Search the listing below for the string "times" and copy every line where it occurs.
==== The input
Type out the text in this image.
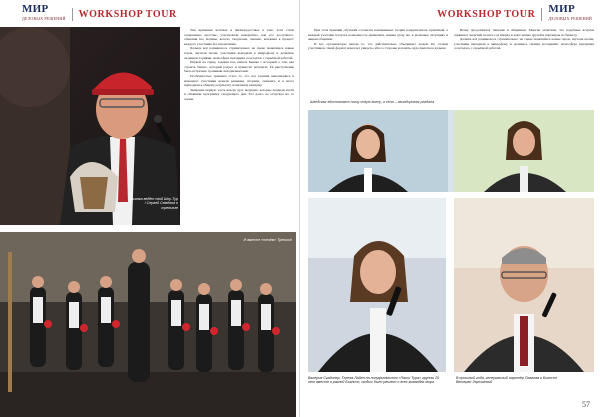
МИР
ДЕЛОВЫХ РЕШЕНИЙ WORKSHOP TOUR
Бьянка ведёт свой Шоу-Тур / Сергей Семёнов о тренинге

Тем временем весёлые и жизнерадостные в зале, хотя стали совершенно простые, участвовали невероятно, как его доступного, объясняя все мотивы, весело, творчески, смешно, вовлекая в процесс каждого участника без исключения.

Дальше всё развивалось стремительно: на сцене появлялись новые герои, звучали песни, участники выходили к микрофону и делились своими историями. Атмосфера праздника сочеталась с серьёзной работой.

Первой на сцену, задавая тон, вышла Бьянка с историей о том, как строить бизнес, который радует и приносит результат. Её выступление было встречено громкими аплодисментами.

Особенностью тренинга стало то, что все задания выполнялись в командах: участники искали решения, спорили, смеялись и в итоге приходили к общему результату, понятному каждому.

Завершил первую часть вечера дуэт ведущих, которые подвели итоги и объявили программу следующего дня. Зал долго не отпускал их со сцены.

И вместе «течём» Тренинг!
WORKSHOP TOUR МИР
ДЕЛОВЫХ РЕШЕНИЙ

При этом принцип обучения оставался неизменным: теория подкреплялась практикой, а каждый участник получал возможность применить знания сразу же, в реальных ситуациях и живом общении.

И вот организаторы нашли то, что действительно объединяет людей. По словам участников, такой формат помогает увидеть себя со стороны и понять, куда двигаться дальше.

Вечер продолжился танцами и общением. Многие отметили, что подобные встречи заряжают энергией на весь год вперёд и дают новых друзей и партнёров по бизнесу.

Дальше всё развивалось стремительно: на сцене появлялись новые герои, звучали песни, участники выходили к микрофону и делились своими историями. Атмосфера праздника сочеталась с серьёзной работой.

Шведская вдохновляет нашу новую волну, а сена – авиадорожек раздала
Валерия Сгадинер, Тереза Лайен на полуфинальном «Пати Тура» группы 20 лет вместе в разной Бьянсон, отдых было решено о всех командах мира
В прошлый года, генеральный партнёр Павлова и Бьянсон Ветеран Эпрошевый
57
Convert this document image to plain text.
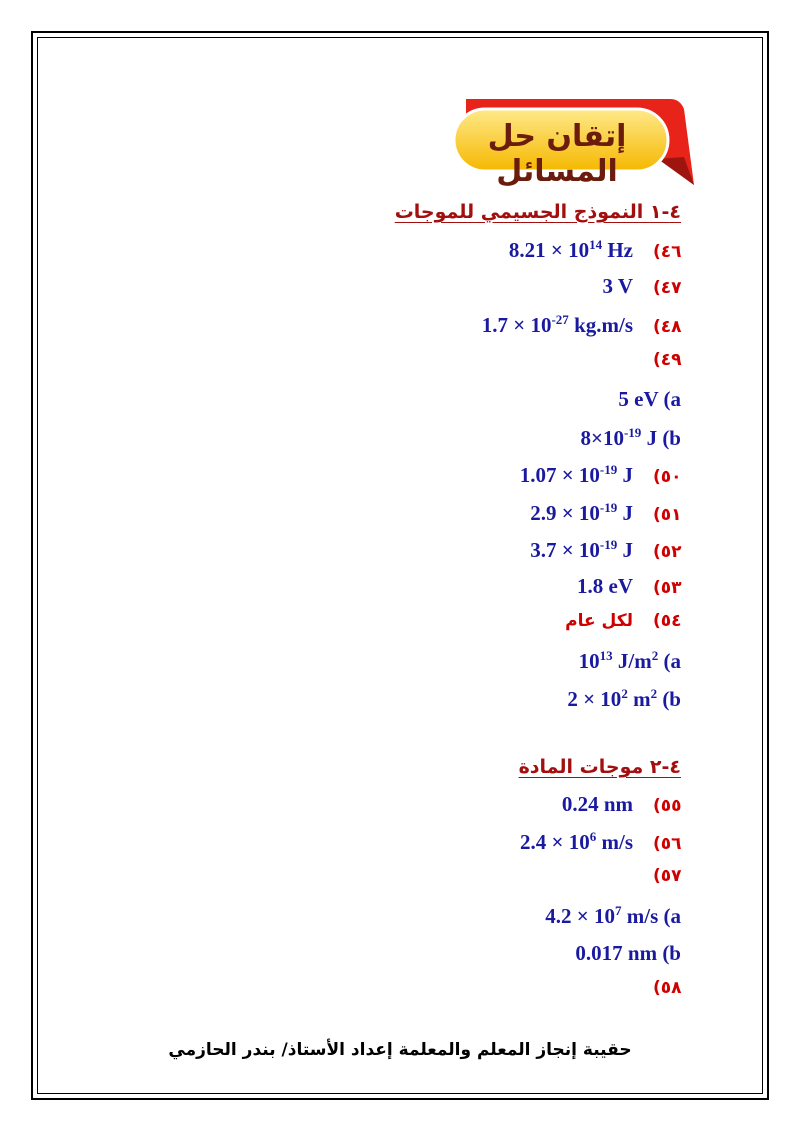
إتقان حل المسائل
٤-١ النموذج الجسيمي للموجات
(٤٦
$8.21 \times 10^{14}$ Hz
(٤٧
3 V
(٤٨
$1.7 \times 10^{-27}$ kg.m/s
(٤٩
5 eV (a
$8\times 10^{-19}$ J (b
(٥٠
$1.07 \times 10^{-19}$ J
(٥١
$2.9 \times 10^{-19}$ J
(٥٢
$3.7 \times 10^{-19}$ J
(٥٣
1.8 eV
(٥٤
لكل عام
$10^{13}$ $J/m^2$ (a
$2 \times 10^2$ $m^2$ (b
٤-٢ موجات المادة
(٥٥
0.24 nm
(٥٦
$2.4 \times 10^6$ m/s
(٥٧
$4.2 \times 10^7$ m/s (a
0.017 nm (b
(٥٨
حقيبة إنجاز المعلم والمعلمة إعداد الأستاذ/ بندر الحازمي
========
==== The input
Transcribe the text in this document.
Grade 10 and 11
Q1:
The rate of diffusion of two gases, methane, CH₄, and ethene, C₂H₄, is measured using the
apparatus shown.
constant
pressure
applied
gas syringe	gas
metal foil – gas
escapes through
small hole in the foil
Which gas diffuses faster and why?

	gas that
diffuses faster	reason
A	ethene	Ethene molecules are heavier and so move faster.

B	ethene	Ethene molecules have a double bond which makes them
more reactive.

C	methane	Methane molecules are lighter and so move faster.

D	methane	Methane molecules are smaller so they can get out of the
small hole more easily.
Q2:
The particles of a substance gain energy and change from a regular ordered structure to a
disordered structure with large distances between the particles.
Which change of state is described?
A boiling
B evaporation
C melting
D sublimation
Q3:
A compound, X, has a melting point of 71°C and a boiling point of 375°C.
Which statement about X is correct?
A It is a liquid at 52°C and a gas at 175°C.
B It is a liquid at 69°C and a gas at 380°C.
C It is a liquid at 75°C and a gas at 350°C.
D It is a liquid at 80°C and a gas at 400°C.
========
*Result:*
$8.21 \times 10^{14}$ Hz
$1.7 \times 10^{-27}$ kg.m/s
$8\times 10^{-19}$ J (b
$1.07 \times 10^{-19}$ J
$2.9 \times 10^{-19}$ J
$3.7 \times 10^{-19}$ J
$2 \times 10^2$ $m^2$ (b
$2.4 \times 10^6$ m/s
$4.2 \times 10^7$ m/s (a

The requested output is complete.